Task to complete
All of the entries need to be written out again, exactly as they are.

[Extracted records]
## START

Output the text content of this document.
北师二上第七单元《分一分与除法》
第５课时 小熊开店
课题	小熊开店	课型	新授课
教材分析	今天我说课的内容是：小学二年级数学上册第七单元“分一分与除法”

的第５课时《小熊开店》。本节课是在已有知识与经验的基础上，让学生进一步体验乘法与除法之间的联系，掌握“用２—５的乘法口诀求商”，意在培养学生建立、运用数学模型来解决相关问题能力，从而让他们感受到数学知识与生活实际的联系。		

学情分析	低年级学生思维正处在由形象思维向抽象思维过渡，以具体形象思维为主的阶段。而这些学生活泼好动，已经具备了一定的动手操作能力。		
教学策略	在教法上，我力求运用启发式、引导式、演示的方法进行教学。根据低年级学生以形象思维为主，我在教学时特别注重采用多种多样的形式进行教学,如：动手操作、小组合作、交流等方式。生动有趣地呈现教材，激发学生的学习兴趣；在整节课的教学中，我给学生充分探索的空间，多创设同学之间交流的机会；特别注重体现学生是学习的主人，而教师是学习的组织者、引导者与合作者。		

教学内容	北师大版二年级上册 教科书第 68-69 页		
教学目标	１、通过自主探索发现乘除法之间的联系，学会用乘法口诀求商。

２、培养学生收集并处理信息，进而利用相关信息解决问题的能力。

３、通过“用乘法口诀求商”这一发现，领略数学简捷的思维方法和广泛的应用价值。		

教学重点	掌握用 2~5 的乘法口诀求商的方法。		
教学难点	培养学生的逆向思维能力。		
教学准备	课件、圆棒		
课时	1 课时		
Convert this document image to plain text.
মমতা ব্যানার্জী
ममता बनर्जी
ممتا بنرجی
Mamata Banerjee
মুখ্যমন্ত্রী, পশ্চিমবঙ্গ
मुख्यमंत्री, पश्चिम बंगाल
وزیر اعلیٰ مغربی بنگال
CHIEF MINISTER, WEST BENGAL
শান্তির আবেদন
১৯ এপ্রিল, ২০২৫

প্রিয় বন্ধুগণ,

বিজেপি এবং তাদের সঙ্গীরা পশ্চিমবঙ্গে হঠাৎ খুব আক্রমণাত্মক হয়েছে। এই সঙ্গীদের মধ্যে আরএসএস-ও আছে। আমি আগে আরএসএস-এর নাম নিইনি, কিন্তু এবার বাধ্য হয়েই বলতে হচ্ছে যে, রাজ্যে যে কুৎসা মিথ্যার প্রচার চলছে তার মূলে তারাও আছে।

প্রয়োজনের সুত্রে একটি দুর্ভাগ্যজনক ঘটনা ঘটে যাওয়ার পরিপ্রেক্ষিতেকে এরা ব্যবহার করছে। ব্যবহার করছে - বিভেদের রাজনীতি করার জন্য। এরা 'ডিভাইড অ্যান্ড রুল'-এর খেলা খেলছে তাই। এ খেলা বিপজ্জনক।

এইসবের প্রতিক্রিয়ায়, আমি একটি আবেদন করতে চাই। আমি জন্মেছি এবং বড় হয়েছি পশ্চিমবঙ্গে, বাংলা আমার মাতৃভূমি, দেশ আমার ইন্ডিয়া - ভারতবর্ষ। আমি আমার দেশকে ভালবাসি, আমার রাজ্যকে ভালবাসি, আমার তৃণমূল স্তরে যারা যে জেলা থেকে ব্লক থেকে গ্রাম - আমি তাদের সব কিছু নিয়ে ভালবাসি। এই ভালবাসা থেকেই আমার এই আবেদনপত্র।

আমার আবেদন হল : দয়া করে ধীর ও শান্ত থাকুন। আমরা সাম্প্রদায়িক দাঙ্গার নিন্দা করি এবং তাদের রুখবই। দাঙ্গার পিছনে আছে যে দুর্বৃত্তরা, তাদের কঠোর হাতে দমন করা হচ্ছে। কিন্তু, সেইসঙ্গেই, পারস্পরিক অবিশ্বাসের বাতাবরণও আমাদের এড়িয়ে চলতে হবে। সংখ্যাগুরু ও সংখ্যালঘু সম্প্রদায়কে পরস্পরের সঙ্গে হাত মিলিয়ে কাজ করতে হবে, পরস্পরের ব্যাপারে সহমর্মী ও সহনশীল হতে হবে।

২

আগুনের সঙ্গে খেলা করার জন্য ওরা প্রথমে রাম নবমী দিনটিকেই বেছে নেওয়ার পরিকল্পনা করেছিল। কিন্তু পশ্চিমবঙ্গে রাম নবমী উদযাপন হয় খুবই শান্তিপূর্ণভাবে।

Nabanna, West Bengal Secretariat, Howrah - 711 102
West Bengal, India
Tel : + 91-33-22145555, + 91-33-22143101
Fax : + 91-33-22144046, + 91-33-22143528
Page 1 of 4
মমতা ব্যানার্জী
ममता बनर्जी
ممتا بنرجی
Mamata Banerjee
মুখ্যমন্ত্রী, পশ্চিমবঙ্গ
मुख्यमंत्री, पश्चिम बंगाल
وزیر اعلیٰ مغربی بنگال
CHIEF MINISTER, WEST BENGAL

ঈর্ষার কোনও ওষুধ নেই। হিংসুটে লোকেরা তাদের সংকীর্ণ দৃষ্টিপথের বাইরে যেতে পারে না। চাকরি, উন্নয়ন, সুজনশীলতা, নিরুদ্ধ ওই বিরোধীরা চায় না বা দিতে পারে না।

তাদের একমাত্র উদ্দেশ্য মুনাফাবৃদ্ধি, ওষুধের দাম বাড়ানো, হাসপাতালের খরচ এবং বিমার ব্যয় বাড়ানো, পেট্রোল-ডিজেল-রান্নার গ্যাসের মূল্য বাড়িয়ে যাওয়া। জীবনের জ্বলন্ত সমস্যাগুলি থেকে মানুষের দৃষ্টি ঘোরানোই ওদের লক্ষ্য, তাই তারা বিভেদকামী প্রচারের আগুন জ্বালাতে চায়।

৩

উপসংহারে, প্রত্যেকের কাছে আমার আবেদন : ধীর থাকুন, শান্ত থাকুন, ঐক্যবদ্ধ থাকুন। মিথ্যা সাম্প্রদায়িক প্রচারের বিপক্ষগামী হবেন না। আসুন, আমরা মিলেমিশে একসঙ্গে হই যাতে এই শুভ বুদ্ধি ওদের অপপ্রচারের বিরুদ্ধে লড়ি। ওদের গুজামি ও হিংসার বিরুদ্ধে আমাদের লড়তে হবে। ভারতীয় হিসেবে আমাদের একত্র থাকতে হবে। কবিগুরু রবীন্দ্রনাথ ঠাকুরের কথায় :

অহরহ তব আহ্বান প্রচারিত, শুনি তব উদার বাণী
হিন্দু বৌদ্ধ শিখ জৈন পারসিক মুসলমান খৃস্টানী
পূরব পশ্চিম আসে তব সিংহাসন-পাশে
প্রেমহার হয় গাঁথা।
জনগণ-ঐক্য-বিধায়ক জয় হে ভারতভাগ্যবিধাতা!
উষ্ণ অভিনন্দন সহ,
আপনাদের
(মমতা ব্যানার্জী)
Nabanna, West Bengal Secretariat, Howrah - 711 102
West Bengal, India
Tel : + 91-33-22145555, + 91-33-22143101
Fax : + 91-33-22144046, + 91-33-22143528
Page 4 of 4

## END

Worked solution
Output the text content of this document.
北师二上第七单元《分一分与除法》
第５课时 小熊开店
课题	小熊开店	课型	新授课
教材分析	今天我说课的内容是：小学二年级数学上册第七单元“分一分与除法”

的第５课时《小熊开店》。本节课是在已有知识与经验的基础上，让学生进一步体验乘法与除法之间的联系，掌握“用２—５的乘法口诀求商”，意在培养学生建立、运用数学模型来解决相关问题能力，从而让他们感受到数学知识与生活实际的联系。		

学情分析	低年级学生思维正处在由形象思维向抽象思维过渡，以具体形象思维为主的阶段。而这些学生活泼好动，已经具备了一定的动手操作能力。		
教学策略	在教法上，我力求运用启发式、引导式、演示的方法进行教学。根据低年级学生以形象思维为主，我在教学时特别注重采用多种多样的形式进行教学,如：动手操作、小组合作、交流等方式。生动有趣地呈现教材，激发学生的学习兴趣；在整节课的教学中，我给学生充分探索的空间，多创设同学之间交流的机会；特别注重体现学生是学习的主人，而教师是学习的组织者、引导者与合作者。		

教学内容	北师大版二年级上册 教科书第 68-69 页		
教学目标	１、通过自主探索发现乘除法之间的联系，学会用乘法口诀求商。

２、培养学生收集并处理信息，进而利用相关信息解决问题的能力。

３、通过“用乘法口诀求商”这一发现，领略数学简捷的思维方法和广泛的应用价值。		

教学重点	掌握用 2~5 的乘法口诀求商的方法。		
教学难点	培养学生的逆向思维能力。		
教学准备	课件、圆棒		
课时	1 课时		
Convert this document image to plain text.
মমতা ব্যানার্জী
ममता बनर्जी
ممتا بنرجی
Mamata Banerjee
মুখ্যমন্ত্রী, পশ্চিমবঙ্গ
मुख्यमंत्री, पश्चिम बंगाल
وزیر اعلیٰ مغربی بنگال
CHIEF MINISTER, WEST BENGAL
শান্তির আবেদন
১৯ এপ্রিল, ২০২৫

প্রিয় বন্ধুগণ,

বিজেপি এবং তাদের সঙ্গীরা পশ্চিমবঙ্গে হঠাৎ খুব আক্রমণাত্মক হয়েছে। এই সঙ্গীদের মধ্যে আরএসএস-ও আছে। আমি আগে আরএসএস-এর নাম নিইনি, কিন্তু এবার বাধ্য হয়েই বলতে হচ্ছে যে, রাজ্যে যে কুৎসা মিথ্যার প্রচার চলছে তার মূলে তারাও আছে।

প্রয়োজনের সুত্রে একটি দুর্ভাগ্যজনক ঘটনা ঘটে যাওয়ার পরিপ্রেক্ষিতেকে এরা ব্যবহার করছে। ব্যবহার করছে - বিভেদের রাজনীতি করার জন্য। এরা 'ডিভাইড অ্যান্ড রুল'-এর খেলা খেলছে তাই। এ খেলা বিপজ্জনক।

এইসবের প্রতিক্রিয়ায়, আমি একটি আবেদন করতে চাই। আমি জন্মেছি এবং বড় হয়েছি পশ্চিমবঙ্গে, বাংলা আমার মাতৃভূমি, দেশ আমার ইন্ডিয়া - ভারতবর্ষ। আমি আমার দেশকে ভালবাসি, আমার রাজ্যকে ভালবাসি, আমার তৃণমূল স্তরে যারা যে জেলা থেকে ব্লক থেকে গ্রাম - আমি তাদের সব কিছু নিয়ে ভালবাসি। এই ভালবাসা থেকেই আমার এই আবেদনপত্র।

আমার আবেদন হল : দয়া করে ধীর ও শান্ত থাকুন। আমরা সাম্প্রদায়িক দাঙ্গার নিন্দা করি এবং তাদের রুখবই। দাঙ্গার পিছনে আছে যে দুর্বৃত্তরা, তাদের কঠোর হাতে দমন করা হচ্ছে। কিন্তু, সেইসঙ্গেই, পারস্পরিক অবিশ্বাসের বাতাবরণও আমাদের এড়িয়ে চলতে হবে। সংখ্যাগুরু ও সংখ্যালঘু সম্প্রদায়কে পরস্পরের সঙ্গে হাত মিলিয়ে কাজ করতে হবে, পরস্পরের ব্যাপারে সহমর্মী ও সহনশীল হতে হবে।

২

আগুনের সঙ্গে খেলা করার জন্য ওরা প্রথমে রাম নবমী দিনটিকেই বেছে নেওয়ার পরিকল্পনা করেছিল। কিন্তু পশ্চিমবঙ্গে রাম নবমী উদযাপন হয় খুবই শান্তিপূর্ণভাবে।

Nabanna, West Bengal Secretariat, Howrah - 711 102
West Bengal, India
Tel : + 91-33-22145555, + 91-33-22143101
Fax : + 91-33-22144046, + 91-33-22143528
Page 1 of 4
মমতা ব্যানার্জী
ममता बनर्जी
ممتا بنرجی
Mamata Banerjee
মুখ্যমন্ত্রী, পশ্চিমবঙ্গ
मुख्यमंत्री, पश्चिम बंगाल
وزیر اعلیٰ مغربی بنگال
CHIEF MINISTER, WEST BENGAL

ঈর্ষার কোনও ওষুধ নেই। হিংসুটে লোকেরা তাদের সংকীর্ণ দৃষ্টিপথের বাইরে যেতে পারে না। চাকরি, উন্নয়ন, সুজনশীলতা, নিরুদ্ধ ওই বিরোধীরা চায় না বা দিতে পারে না।

তাদের একমাত্র উদ্দেশ্য মুনাফাবৃদ্ধি, ওষুধের দাম বাড়ানো, হাসপাতালের খরচ এবং বিমার ব্যয় বাড়ানো, পেট্রোল-ডিজেল-রান্নার গ্যাসের মূল্য বাড়িয়ে যাওয়া। জীবনের জ্বলন্ত সমস্যাগুলি থেকে মানুষের দৃষ্টি ঘোরানোই ওদের লক্ষ্য, তাই তারা বিভেদকামী প্রচারের আগুন জ্বালাতে চায়।

৩

উপসংহারে, প্রত্যেকের কাছে আমার আবেদন : ধীর থাকুন, শান্ত থাকুন, ঐক্যবদ্ধ থাকুন। মিথ্যা সাম্প্রদায়িক প্রচারের বিপক্ষগামী হবেন না। আসুন, আমরা মিলেমিশে একসঙ্গে হই যাতে এই শুভ বুদ্ধি ওদের অপপ্রচারের বিরুদ্ধে লড়ি। ওদের গুজামি ও হিংসার বিরুদ্ধে আমাদের লড়তে হবে। ভারতীয় হিসেবে আমাদের একত্র থাকতে হবে। কবিগুরু রবীন্দ্রনাথ ঠাকুরের কথায় :

অহরহ তব আহ্বান প্রচারিত, শুনি তব উদার বাণী
হিন্দু বৌদ্ধ শিখ জৈন পারসিক মুসলমান খৃস্টানী
পূরব পশ্চিম আসে তব সিংহাসন-পাশে
প্রেমহার হয় গাঁথা।
জনগণ-ঐক্য-বিধায়ক জয় হে ভারতভাগ্যবিধাতা!
উষ্ণ অভিনন্দন সহ,
আপনাদের
(মমতা ব্যানার্জী)
Nabanna, West Bengal Secretariat, Howrah - 711 102
West Bengal, India
Tel : + 91-33-22145555, + 91-33-22143101
Fax : + 91-33-22144046, + 91-33-22143528
Page 4 of 4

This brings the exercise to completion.